— START Exercise materials —
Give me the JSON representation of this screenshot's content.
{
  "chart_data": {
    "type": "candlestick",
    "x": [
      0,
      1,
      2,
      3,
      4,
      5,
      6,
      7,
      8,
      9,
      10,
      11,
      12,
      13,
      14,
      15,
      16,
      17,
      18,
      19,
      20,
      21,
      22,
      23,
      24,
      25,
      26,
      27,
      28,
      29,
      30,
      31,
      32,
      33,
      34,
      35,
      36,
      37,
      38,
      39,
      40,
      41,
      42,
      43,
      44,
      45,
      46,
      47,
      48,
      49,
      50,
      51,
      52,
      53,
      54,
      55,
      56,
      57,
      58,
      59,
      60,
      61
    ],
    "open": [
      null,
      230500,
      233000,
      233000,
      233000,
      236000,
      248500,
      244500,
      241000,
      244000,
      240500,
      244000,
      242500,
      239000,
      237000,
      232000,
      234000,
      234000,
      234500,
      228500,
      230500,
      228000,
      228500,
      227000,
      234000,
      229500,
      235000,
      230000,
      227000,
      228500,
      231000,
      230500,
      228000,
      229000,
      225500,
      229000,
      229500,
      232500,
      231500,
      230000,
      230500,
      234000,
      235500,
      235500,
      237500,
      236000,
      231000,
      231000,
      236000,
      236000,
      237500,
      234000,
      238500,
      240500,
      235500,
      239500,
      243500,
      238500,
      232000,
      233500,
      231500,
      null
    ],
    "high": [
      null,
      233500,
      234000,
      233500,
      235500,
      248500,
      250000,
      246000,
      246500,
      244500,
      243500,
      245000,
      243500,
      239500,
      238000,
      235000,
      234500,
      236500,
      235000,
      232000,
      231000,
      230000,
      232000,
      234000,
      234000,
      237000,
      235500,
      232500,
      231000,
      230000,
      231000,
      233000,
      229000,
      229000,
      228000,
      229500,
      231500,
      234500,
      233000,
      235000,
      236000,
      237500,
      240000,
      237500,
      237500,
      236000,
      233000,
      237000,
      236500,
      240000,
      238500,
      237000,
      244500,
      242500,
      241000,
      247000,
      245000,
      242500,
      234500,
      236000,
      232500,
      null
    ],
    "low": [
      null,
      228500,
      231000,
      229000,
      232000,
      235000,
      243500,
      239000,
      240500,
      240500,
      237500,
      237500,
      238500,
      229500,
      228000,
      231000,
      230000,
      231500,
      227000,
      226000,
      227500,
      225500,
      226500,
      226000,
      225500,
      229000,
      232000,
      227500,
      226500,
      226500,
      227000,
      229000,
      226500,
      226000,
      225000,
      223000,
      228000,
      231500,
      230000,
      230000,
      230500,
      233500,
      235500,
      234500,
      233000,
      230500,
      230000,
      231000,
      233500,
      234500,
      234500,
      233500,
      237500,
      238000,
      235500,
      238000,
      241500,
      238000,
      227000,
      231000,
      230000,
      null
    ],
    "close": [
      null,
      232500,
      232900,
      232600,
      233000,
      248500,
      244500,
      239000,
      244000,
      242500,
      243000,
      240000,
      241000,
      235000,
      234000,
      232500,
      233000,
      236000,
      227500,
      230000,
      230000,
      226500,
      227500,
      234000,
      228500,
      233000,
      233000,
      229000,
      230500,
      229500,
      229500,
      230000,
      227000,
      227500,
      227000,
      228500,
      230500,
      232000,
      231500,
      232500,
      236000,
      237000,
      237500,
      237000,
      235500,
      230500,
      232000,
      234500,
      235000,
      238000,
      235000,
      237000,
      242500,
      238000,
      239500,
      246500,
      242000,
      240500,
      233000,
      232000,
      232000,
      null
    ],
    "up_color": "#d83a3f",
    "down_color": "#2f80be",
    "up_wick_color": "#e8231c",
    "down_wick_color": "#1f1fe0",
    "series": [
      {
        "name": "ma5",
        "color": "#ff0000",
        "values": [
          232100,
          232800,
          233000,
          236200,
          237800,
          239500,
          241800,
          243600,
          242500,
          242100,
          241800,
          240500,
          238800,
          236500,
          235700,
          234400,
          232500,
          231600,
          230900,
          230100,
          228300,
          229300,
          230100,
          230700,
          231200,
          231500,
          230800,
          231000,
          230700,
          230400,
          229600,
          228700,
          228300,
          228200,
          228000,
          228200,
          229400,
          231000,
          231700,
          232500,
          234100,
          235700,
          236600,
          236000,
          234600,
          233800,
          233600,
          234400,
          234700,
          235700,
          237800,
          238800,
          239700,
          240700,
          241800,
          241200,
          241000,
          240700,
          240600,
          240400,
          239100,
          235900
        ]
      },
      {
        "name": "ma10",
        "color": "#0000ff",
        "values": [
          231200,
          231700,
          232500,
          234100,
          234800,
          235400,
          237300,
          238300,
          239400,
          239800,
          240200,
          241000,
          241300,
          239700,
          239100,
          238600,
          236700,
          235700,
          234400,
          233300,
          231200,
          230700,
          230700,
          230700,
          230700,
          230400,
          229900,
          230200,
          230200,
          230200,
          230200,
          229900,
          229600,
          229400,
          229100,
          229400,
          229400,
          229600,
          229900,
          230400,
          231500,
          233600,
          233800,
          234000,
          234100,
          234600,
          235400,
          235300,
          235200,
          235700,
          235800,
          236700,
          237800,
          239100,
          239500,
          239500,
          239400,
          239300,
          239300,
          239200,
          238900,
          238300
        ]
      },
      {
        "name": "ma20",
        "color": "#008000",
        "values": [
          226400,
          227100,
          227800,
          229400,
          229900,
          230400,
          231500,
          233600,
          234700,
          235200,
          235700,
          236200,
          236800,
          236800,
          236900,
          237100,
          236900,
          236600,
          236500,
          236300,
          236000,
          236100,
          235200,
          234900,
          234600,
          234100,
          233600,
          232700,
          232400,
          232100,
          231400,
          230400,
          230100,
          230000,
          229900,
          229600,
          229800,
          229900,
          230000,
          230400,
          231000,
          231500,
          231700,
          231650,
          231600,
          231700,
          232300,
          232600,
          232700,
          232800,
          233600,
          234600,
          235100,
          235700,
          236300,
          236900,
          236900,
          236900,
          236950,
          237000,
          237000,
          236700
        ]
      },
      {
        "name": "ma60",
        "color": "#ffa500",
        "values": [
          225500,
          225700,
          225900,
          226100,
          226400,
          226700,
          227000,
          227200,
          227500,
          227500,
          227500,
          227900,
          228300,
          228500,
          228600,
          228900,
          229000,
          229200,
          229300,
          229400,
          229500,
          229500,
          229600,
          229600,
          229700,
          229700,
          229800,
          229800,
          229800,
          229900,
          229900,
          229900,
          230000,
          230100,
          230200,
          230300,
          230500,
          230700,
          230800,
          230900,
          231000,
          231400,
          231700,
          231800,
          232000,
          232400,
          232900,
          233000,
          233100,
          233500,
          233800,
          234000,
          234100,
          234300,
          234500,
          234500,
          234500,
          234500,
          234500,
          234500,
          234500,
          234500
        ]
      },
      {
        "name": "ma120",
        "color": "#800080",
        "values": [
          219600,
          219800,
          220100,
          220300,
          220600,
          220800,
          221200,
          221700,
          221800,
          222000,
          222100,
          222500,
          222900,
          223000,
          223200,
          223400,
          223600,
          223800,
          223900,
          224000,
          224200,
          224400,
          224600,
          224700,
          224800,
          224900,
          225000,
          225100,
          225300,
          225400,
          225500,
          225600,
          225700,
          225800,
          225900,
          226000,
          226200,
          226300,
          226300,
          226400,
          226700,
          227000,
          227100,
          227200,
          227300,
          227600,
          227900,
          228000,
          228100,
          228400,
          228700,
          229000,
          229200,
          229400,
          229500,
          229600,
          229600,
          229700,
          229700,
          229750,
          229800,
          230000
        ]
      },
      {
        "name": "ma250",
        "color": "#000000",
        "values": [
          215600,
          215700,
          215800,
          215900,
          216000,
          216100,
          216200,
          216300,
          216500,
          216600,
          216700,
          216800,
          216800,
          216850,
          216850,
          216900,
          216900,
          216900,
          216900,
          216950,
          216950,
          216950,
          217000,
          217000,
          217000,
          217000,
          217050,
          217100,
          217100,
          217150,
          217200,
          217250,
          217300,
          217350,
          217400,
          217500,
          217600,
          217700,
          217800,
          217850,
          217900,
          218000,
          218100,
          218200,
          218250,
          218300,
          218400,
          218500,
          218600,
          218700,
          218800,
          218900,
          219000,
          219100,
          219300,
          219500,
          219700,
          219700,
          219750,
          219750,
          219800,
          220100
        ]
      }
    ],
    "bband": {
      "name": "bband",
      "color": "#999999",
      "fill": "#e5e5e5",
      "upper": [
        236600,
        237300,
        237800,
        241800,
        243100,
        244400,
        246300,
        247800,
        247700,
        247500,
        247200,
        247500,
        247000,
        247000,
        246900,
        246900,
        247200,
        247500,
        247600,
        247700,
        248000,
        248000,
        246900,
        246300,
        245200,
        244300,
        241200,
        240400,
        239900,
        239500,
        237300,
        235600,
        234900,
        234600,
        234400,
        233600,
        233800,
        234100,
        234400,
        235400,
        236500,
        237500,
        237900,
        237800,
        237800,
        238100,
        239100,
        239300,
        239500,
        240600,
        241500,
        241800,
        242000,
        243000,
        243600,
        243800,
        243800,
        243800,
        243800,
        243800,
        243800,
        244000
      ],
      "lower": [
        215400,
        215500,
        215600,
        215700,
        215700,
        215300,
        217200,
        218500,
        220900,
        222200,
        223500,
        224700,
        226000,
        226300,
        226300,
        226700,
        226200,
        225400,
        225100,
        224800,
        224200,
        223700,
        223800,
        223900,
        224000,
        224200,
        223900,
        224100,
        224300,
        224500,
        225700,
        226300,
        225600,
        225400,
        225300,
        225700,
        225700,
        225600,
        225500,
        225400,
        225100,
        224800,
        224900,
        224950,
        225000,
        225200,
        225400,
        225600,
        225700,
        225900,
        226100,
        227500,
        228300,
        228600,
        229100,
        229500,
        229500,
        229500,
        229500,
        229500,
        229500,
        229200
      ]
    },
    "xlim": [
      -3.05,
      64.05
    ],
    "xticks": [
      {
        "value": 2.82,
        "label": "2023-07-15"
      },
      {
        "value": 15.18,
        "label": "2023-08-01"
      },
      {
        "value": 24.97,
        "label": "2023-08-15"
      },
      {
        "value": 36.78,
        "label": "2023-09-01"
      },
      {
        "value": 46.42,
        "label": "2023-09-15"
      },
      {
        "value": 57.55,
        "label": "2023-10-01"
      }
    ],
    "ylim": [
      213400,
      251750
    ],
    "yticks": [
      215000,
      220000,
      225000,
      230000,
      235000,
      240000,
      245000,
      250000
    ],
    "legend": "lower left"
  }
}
— END Exercise materials —
** Work required **
List every line above that holds the word "name".

** Result for this task **
        "name": "ma5",
        "name": "ma10",
        "name": "ma20",
        "name": "ma60",
        "name": "ma120",
        "name": "ma250",
      "name": "bband",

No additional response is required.